GIVEN PROBLEM ::
Only the pictures are omitted; repeat all other data exactly.

[start of MATERIAL PROVIDED]

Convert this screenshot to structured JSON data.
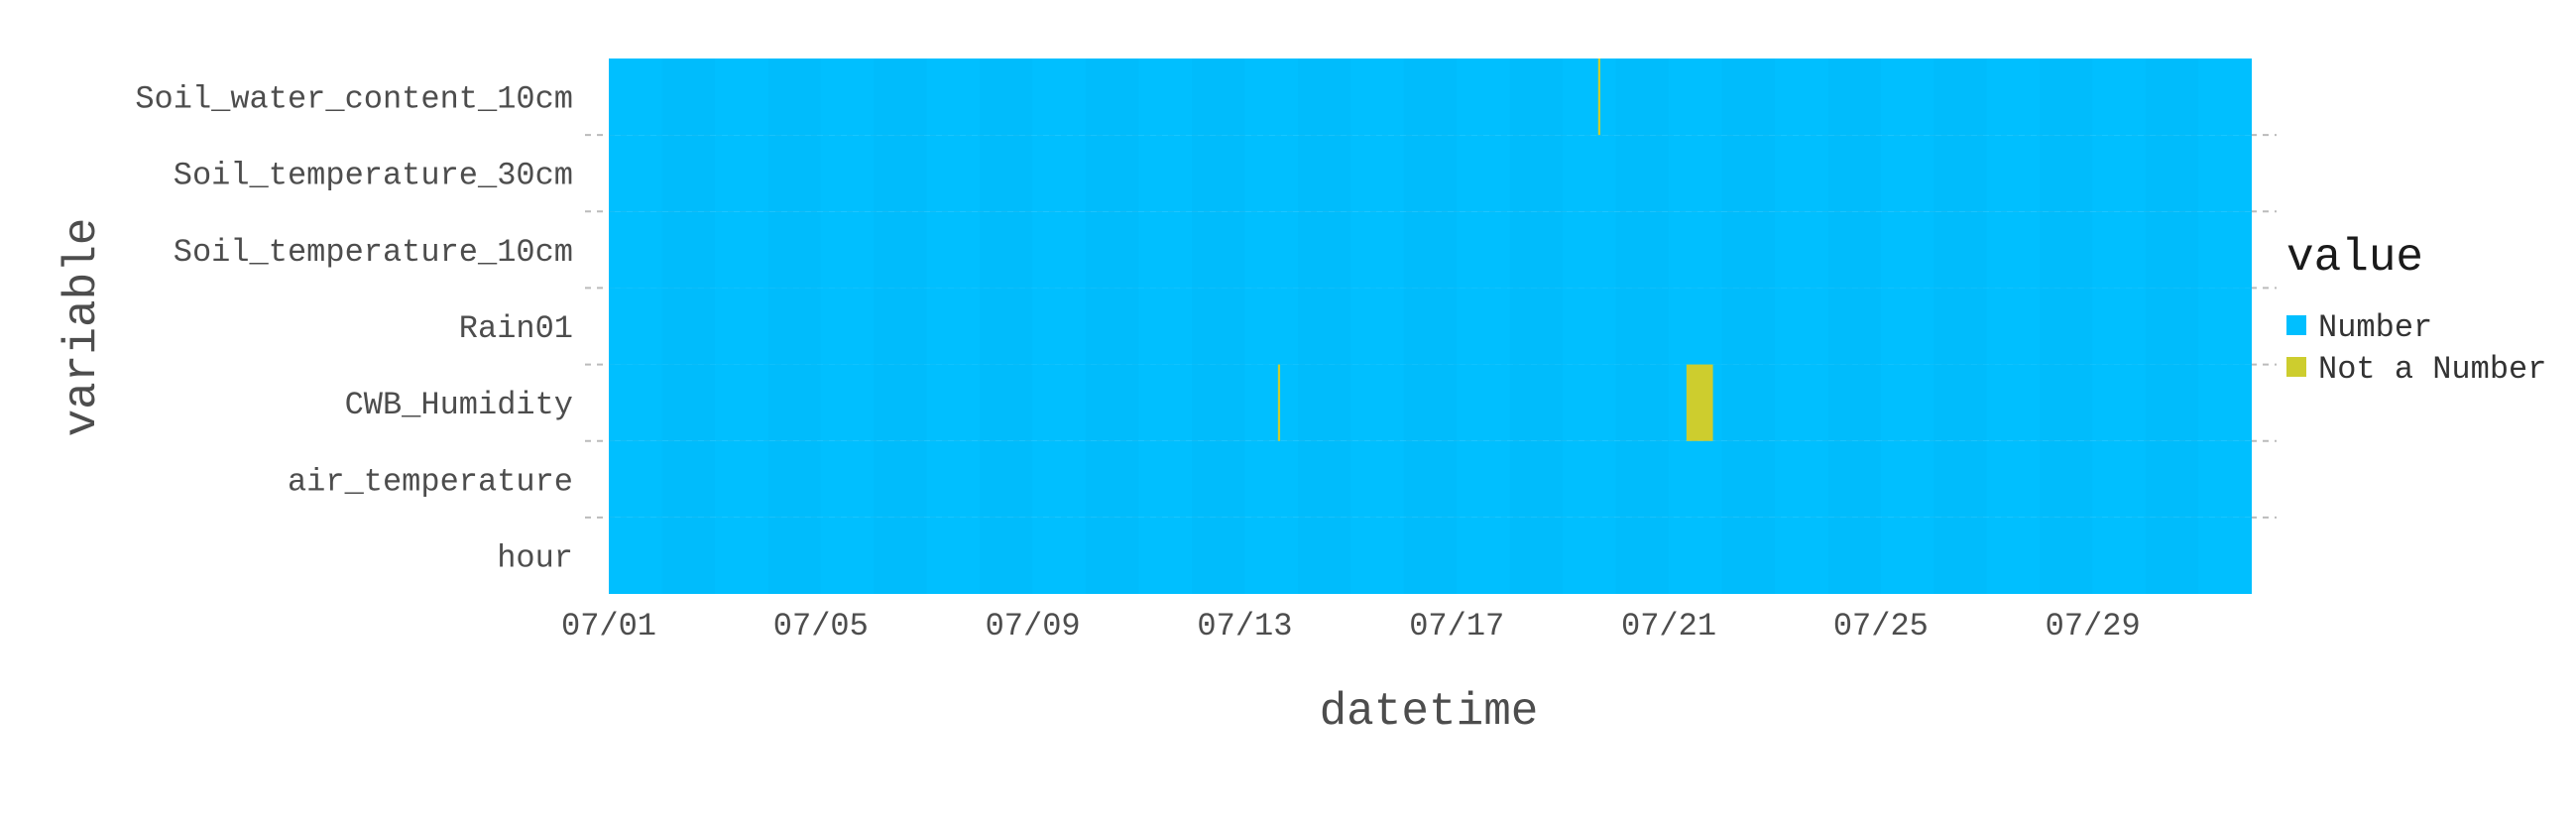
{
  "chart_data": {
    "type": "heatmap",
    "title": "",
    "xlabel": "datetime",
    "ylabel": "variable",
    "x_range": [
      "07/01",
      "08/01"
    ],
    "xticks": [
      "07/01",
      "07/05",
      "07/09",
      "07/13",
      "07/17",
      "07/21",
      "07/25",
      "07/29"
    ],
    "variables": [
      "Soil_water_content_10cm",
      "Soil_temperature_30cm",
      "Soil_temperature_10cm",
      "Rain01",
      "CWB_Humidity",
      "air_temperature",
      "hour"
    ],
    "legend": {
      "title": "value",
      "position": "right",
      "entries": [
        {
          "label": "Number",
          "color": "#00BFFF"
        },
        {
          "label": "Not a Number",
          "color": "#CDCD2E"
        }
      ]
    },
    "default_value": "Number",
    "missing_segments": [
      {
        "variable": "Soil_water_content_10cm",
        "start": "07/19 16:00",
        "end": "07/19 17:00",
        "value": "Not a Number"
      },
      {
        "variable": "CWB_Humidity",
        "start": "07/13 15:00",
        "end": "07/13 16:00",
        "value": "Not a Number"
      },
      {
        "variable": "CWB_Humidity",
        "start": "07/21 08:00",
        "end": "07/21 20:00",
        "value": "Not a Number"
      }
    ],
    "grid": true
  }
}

[end of MATERIAL PROVIDED]

RESPONSE TO THE TASK ::
Convert this screenshot to structured JSON data.
{
  "chart_data": {
    "type": "heatmap",
    "title": "",
    "xlabel": "datetime",
    "ylabel": "variable",
    "x_range": [
      "07/01",
      "08/01"
    ],
    "xticks": [
      "07/01",
      "07/05",
      "07/09",
      "07/13",
      "07/17",
      "07/21",
      "07/25",
      "07/29"
    ],
    "variables": [
      "Soil_water_content_10cm",
      "Soil_temperature_30cm",
      "Soil_temperature_10cm",
      "Rain01",
      "CWB_Humidity",
      "air_temperature",
      "hour"
    ],
    "legend": {
      "title": "value",
      "position": "right",
      "entries": [
        {
          "label": "Number",
          "color": "#00BFFF"
        },
        {
          "label": "Not a Number",
          "color": "#CDCD2E"
        }
      ]
    },
    "default_value": "Number",
    "missing_segments": [
      {
        "variable": "Soil_water_content_10cm",
        "start": "07/19 16:00",
        "end": "07/19 17:00",
        "value": "Not a Number"
      },
      {
        "variable": "CWB_Humidity",
        "start": "07/13 15:00",
        "end": "07/13 16:00",
        "value": "Not a Number"
      },
      {
        "variable": "CWB_Humidity",
        "start": "07/21 08:00",
        "end": "07/21 20:00",
        "value": "Not a Number"
      }
    ],
    "grid": true
  }
}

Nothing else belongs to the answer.